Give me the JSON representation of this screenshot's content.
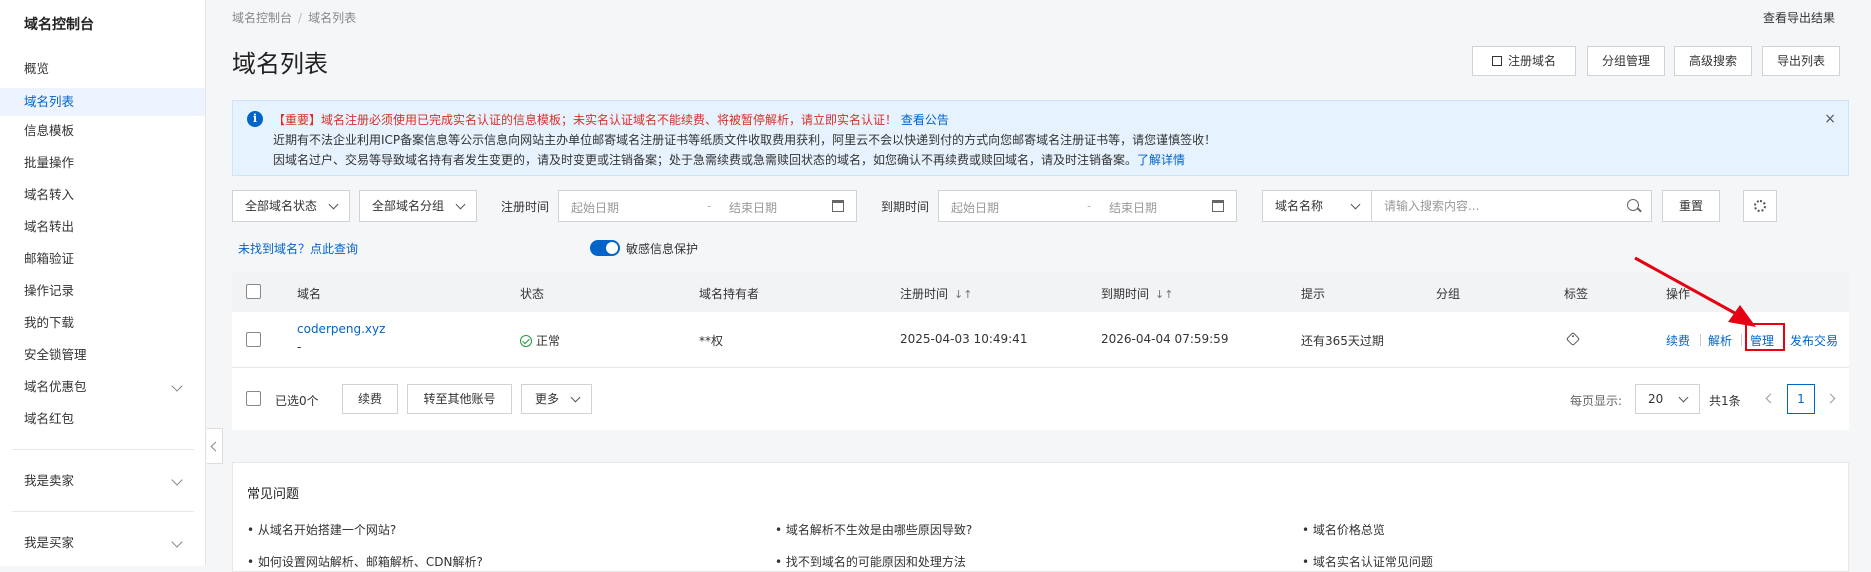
{
  "sidebar": {
    "title": "域名控制台",
    "items": [
      {
        "label": "概览"
      },
      {
        "label": "域名列表"
      },
      {
        "label": "信息模板"
      },
      {
        "label": "批量操作"
      },
      {
        "label": "域名转入"
      },
      {
        "label": "域名转出"
      },
      {
        "label": "邮箱验证"
      },
      {
        "label": "操作记录"
      },
      {
        "label": "我的下载"
      },
      {
        "label": "安全锁管理"
      },
      {
        "label": "域名优惠包"
      },
      {
        "label": "域名红包"
      }
    ],
    "groups": [
      {
        "label": "我是卖家"
      },
      {
        "label": "我是买家"
      }
    ]
  },
  "breadcrumb": {
    "root": "域名控制台",
    "sep": "/",
    "current": "域名列表"
  },
  "header": {
    "title": "域名列表",
    "export_results_link": "查看导出结果",
    "buttons": {
      "register": "注册域名",
      "group_manage": "分组管理",
      "advanced_search": "高级搜索",
      "export_list": "导出列表"
    }
  },
  "notice": {
    "line1_red": "【重要】域名注册必须使用已完成实名认证的信息模板；未实名认证域名不能续费、将被暂停解析，请立即实名认证！",
    "line1_link": "查看公告",
    "line2": "近期有不法企业利用ICP备案信息等公示信息向网站主办单位邮寄域名注册证书等纸质文件收取费用获利，阿里云不会以快递到付的方式向您邮寄域名注册证书等，请您谨慎签收！",
    "line3": "因域名过户、交易等导致域名持有者发生变更的，请及时变更或注销备案；处于急需续费或急需赎回状态的域名，如您确认不再续费或赎回域名，请及时注销备案。",
    "line3_link": "了解详情",
    "close": "×"
  },
  "filters": {
    "status_select": "全部域名状态",
    "group_select": "全部域名分组",
    "reg_time_label": "注册时间",
    "exp_time_label": "到期时间",
    "start_placeholder": "起始日期",
    "end_placeholder": "结束日期",
    "dash": "-",
    "search_type": "域名名称",
    "search_placeholder": "请输入搜索内容...",
    "reset": "重置"
  },
  "helper": {
    "not_found_link": "未找到域名？点此查询",
    "sensitive_toggle_label": "敏感信息保护"
  },
  "table": {
    "headers": {
      "domain": "域名",
      "status": "状态",
      "holder": "域名持有者",
      "reg_time": "注册时间",
      "exp_time": "到期时间",
      "tip": "提示",
      "group": "分组",
      "tag": "标签",
      "ops": "操作"
    },
    "sort_glyph": "↓↑",
    "rows": [
      {
        "domain": "coderpeng.xyz",
        "sub": "-",
        "status": "正常",
        "holder": "**权",
        "reg_time": "2025-04-03 10:49:41",
        "exp_time": "2026-04-04 07:59:59",
        "tip": "还有365天过期"
      }
    ],
    "ops": {
      "renew": "续费",
      "resolve": "解析",
      "manage": "管理",
      "trade": "发布交易"
    }
  },
  "bottombar": {
    "selected": "已选0个",
    "renew": "续费",
    "transfer": "转至其他账号",
    "more": "更多",
    "page_size_label": "每页显示:",
    "page_size": "20",
    "total": "共1条",
    "current_page": "1"
  },
  "faq": {
    "title": "常见问题",
    "items": [
      "• 从域名开始搭建一个网站?",
      "• 域名解析不生效是由哪些原因导致?",
      "• 域名价格总览",
      "• 如何设置网站解析、邮箱解析、CDN解析?",
      "• 找不到域名的可能原因和处理方法",
      "• 域名实名认证常见问题"
    ]
  },
  "colors": {
    "accent": "#0064c8",
    "alert_red": "#e60012",
    "ok_green": "#1e9b3d"
  }
}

____________________

--- WHAT IS REQUIRED ---
All of the data above should be transcribed verbatim, with pictures omitted.

--- WRITTEN ANSWER ---
Give me the JSON representation of this screenshot's content.
{
  "sidebar": {
    "title": "域名控制台",
    "items": [
      {
        "label": "概览"
      },
      {
        "label": "域名列表"
      },
      {
        "label": "信息模板"
      },
      {
        "label": "批量操作"
      },
      {
        "label": "域名转入"
      },
      {
        "label": "域名转出"
      },
      {
        "label": "邮箱验证"
      },
      {
        "label": "操作记录"
      },
      {
        "label": "我的下载"
      },
      {
        "label": "安全锁管理"
      },
      {
        "label": "域名优惠包"
      },
      {
        "label": "域名红包"
      }
    ],
    "groups": [
      {
        "label": "我是卖家"
      },
      {
        "label": "我是买家"
      }
    ]
  },
  "breadcrumb": {
    "root": "域名控制台",
    "sep": "/",
    "current": "域名列表"
  },
  "header": {
    "title": "域名列表",
    "export_results_link": "查看导出结果",
    "buttons": {
      "register": "注册域名",
      "group_manage": "分组管理",
      "advanced_search": "高级搜索",
      "export_list": "导出列表"
    }
  },
  "notice": {
    "line1_red": "【重要】域名注册必须使用已完成实名认证的信息模板；未实名认证域名不能续费、将被暂停解析，请立即实名认证！",
    "line1_link": "查看公告",
    "line2": "近期有不法企业利用ICP备案信息等公示信息向网站主办单位邮寄域名注册证书等纸质文件收取费用获利，阿里云不会以快递到付的方式向您邮寄域名注册证书等，请您谨慎签收！",
    "line3": "因域名过户、交易等导致域名持有者发生变更的，请及时变更或注销备案；处于急需续费或急需赎回状态的域名，如您确认不再续费或赎回域名，请及时注销备案。",
    "line3_link": "了解详情",
    "close": "×"
  },
  "filters": {
    "status_select": "全部域名状态",
    "group_select": "全部域名分组",
    "reg_time_label": "注册时间",
    "exp_time_label": "到期时间",
    "start_placeholder": "起始日期",
    "end_placeholder": "结束日期",
    "dash": "-",
    "search_type": "域名名称",
    "search_placeholder": "请输入搜索内容...",
    "reset": "重置"
  },
  "helper": {
    "not_found_link": "未找到域名？点此查询",
    "sensitive_toggle_label": "敏感信息保护"
  },
  "table": {
    "headers": {
      "domain": "域名",
      "status": "状态",
      "holder": "域名持有者",
      "reg_time": "注册时间",
      "exp_time": "到期时间",
      "tip": "提示",
      "group": "分组",
      "tag": "标签",
      "ops": "操作"
    },
    "sort_glyph": "↓↑",
    "rows": [
      {
        "domain": "coderpeng.xyz",
        "sub": "-",
        "status": "正常",
        "holder": "**权",
        "reg_time": "2025-04-03 10:49:41",
        "exp_time": "2026-04-04 07:59:59",
        "tip": "还有365天过期"
      }
    ],
    "ops": {
      "renew": "续费",
      "resolve": "解析",
      "manage": "管理",
      "trade": "发布交易"
    }
  },
  "bottombar": {
    "selected": "已选0个",
    "renew": "续费",
    "transfer": "转至其他账号",
    "more": "更多",
    "page_size_label": "每页显示:",
    "page_size": "20",
    "total": "共1条",
    "current_page": "1"
  },
  "faq": {
    "title": "常见问题",
    "items": [
      "• 从域名开始搭建一个网站?",
      "• 域名解析不生效是由哪些原因导致?",
      "• 域名价格总览",
      "• 如何设置网站解析、邮箱解析、CDN解析?",
      "• 找不到域名的可能原因和处理方法",
      "• 域名实名认证常见问题"
    ]
  },
  "colors": {
    "accent": "#0064c8",
    "alert_red": "#e60012",
    "ok_green": "#1e9b3d"
  }
}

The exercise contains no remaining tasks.